Find every line in the records below that contains the word "name", and copy each such line.

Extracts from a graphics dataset

● ● ●

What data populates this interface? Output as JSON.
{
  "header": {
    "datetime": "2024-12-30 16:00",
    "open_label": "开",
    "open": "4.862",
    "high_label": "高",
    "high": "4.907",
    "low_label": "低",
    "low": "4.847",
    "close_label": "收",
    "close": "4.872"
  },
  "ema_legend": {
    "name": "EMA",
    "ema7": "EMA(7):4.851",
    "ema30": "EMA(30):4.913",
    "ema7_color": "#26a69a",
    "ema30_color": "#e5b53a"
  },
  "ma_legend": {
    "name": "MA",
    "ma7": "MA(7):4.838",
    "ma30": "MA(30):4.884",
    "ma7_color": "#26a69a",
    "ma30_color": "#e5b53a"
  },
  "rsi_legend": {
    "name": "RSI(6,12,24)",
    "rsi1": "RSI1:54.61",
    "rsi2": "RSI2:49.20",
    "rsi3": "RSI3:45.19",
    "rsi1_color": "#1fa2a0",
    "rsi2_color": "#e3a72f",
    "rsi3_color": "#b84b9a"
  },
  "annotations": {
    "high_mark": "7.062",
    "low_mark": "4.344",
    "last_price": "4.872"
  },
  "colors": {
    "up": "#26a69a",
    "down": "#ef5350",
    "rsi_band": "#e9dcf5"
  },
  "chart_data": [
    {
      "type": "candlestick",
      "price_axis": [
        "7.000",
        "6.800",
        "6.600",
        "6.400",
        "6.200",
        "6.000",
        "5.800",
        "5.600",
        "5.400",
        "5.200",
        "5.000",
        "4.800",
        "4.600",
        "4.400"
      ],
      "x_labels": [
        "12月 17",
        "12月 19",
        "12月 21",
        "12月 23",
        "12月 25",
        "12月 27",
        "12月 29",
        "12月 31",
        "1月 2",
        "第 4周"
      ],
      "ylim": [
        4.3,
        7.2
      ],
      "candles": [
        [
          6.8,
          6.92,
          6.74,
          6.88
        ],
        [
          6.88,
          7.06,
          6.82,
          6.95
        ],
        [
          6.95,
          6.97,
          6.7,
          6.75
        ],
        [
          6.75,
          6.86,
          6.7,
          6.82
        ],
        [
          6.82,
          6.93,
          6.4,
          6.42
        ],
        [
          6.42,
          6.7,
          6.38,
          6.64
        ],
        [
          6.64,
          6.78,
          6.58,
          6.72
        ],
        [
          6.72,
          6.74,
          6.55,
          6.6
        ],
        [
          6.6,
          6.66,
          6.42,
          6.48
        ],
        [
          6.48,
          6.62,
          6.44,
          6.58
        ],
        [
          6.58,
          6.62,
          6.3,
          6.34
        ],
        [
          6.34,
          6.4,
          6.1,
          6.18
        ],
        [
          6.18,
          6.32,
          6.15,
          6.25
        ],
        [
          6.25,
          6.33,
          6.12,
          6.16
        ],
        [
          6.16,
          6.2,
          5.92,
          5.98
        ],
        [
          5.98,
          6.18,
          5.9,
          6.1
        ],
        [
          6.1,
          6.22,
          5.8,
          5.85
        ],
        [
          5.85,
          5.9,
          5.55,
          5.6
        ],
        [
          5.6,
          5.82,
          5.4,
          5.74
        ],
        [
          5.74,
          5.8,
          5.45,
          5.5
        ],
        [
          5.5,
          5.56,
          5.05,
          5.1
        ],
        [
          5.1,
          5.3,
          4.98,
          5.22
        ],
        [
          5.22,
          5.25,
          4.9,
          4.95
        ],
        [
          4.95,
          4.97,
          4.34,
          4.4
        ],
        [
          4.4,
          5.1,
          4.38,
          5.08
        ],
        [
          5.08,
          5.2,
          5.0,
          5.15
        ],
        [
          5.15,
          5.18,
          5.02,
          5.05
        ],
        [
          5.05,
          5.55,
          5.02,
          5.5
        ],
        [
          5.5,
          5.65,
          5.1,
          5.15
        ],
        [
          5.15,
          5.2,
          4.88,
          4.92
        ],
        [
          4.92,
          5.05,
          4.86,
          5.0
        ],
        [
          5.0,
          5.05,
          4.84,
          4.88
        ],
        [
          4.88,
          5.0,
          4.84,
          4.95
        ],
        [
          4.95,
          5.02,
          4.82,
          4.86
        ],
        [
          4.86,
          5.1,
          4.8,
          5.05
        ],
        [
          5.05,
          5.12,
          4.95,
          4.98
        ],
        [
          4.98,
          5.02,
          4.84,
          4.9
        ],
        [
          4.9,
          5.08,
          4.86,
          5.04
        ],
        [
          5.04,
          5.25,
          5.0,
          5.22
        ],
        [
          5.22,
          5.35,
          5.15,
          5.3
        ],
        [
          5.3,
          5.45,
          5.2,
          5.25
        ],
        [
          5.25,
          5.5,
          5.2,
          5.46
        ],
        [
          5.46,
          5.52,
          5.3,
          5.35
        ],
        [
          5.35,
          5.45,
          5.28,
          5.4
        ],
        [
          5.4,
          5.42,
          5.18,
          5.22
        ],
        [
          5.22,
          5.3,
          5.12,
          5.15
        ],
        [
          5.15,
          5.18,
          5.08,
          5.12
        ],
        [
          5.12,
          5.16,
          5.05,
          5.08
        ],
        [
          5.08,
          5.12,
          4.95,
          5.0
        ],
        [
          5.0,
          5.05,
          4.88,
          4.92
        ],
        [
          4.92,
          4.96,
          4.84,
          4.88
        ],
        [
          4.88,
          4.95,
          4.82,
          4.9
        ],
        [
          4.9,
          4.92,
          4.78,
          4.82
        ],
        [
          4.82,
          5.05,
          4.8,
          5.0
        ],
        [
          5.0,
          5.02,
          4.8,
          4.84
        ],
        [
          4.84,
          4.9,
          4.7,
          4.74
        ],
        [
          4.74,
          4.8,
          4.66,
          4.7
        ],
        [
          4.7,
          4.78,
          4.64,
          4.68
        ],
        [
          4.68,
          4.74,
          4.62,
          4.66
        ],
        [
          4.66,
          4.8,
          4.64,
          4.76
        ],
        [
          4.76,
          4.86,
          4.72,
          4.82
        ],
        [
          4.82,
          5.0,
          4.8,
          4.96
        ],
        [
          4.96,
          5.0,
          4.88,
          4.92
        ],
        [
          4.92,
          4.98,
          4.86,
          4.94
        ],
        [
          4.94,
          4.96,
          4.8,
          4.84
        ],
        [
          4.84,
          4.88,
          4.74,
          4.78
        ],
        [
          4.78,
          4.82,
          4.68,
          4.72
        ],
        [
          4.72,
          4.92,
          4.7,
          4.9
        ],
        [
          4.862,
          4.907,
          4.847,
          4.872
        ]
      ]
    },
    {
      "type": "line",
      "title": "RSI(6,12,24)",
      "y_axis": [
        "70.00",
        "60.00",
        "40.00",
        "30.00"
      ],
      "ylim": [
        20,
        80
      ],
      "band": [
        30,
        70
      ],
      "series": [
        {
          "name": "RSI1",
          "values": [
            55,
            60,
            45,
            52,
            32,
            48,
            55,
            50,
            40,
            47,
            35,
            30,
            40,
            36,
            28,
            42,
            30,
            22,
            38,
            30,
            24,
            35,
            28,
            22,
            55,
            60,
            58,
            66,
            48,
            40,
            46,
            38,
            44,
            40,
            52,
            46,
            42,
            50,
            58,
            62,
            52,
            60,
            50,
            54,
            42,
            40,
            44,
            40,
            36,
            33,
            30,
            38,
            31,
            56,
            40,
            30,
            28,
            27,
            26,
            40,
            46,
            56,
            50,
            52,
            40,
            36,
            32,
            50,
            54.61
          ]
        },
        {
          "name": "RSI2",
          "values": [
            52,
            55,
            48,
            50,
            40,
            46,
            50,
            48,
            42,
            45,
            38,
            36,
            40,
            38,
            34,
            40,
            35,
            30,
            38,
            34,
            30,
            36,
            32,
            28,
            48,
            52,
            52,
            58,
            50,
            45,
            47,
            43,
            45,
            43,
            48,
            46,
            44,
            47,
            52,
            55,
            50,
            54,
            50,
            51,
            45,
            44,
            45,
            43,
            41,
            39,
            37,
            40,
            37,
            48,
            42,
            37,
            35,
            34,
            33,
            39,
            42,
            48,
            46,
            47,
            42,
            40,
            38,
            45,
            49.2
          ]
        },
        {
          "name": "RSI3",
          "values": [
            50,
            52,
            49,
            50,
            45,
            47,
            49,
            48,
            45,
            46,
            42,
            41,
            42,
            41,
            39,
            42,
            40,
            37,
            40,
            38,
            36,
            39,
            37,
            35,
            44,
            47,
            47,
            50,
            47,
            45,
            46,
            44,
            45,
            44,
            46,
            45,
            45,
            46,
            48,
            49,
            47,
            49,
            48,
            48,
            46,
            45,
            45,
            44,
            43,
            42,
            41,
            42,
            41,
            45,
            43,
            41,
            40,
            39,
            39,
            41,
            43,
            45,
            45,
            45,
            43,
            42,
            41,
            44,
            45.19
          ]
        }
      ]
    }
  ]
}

● ● ●

▶ [FULL SOLUTION]:
    "name": "EMA",
    "name": "MA",
    "name": "RSI(6,12,24)",
          "name": "RSI1",
          "name": "RSI2",
          "name": "RSI3",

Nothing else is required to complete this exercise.